▶ WHAT NEEDS TO BE DONE:
Beneath this sentence is a set of records; write each of them out exactly.

=== TASK MATERIAL ===

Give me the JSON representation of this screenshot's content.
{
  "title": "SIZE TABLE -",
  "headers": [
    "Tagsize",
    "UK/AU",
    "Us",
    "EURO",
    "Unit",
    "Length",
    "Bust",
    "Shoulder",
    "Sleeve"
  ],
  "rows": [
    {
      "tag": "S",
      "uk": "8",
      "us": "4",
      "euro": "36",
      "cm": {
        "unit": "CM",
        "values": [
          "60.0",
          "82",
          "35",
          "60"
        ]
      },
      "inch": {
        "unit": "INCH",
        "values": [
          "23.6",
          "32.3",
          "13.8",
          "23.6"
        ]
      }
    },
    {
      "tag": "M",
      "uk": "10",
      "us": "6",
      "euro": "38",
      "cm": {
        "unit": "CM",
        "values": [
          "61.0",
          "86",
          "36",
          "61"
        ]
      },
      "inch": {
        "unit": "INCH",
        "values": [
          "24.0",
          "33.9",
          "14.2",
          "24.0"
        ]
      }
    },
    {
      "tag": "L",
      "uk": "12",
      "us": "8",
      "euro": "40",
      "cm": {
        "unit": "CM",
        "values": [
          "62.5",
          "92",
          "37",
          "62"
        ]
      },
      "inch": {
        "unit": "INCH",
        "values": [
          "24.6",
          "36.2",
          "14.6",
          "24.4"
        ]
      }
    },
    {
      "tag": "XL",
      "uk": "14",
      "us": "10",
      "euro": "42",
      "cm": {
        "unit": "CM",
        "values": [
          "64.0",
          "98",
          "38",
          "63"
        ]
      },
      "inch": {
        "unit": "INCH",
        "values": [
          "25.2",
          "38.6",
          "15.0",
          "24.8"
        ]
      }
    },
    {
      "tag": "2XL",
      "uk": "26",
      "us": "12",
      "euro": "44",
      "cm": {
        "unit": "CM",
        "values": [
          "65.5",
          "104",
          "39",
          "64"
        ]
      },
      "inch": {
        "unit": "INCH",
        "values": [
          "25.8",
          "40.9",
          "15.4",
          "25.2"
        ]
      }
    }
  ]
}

===

▶ ANSWER IN FULL:
Give me the JSON representation of this screenshot's content.
{
  "title": "SIZE TABLE -",
  "headers": [
    "Tagsize",
    "UK/AU",
    "Us",
    "EURO",
    "Unit",
    "Length",
    "Bust",
    "Shoulder",
    "Sleeve"
  ],
  "rows": [
    {
      "tag": "S",
      "uk": "8",
      "us": "4",
      "euro": "36",
      "cm": {
        "unit": "CM",
        "values": [
          "60.0",
          "82",
          "35",
          "60"
        ]
      },
      "inch": {
        "unit": "INCH",
        "values": [
          "23.6",
          "32.3",
          "13.8",
          "23.6"
        ]
      }
    },
    {
      "tag": "M",
      "uk": "10",
      "us": "6",
      "euro": "38",
      "cm": {
        "unit": "CM",
        "values": [
          "61.0",
          "86",
          "36",
          "61"
        ]
      },
      "inch": {
        "unit": "INCH",
        "values": [
          "24.0",
          "33.9",
          "14.2",
          "24.0"
        ]
      }
    },
    {
      "tag": "L",
      "uk": "12",
      "us": "8",
      "euro": "40",
      "cm": {
        "unit": "CM",
        "values": [
          "62.5",
          "92",
          "37",
          "62"
        ]
      },
      "inch": {
        "unit": "INCH",
        "values": [
          "24.6",
          "36.2",
          "14.6",
          "24.4"
        ]
      }
    },
    {
      "tag": "XL",
      "uk": "14",
      "us": "10",
      "euro": "42",
      "cm": {
        "unit": "CM",
        "values": [
          "64.0",
          "98",
          "38",
          "63"
        ]
      },
      "inch": {
        "unit": "INCH",
        "values": [
          "25.2",
          "38.6",
          "15.0",
          "24.8"
        ]
      }
    },
    {
      "tag": "2XL",
      "uk": "26",
      "us": "12",
      "euro": "44",
      "cm": {
        "unit": "CM",
        "values": [
          "65.5",
          "104",
          "39",
          "64"
        ]
      },
      "inch": {
        "unit": "INCH",
        "values": [
          "25.8",
          "40.9",
          "15.4",
          "25.2"
        ]
      }
    }
  ]
}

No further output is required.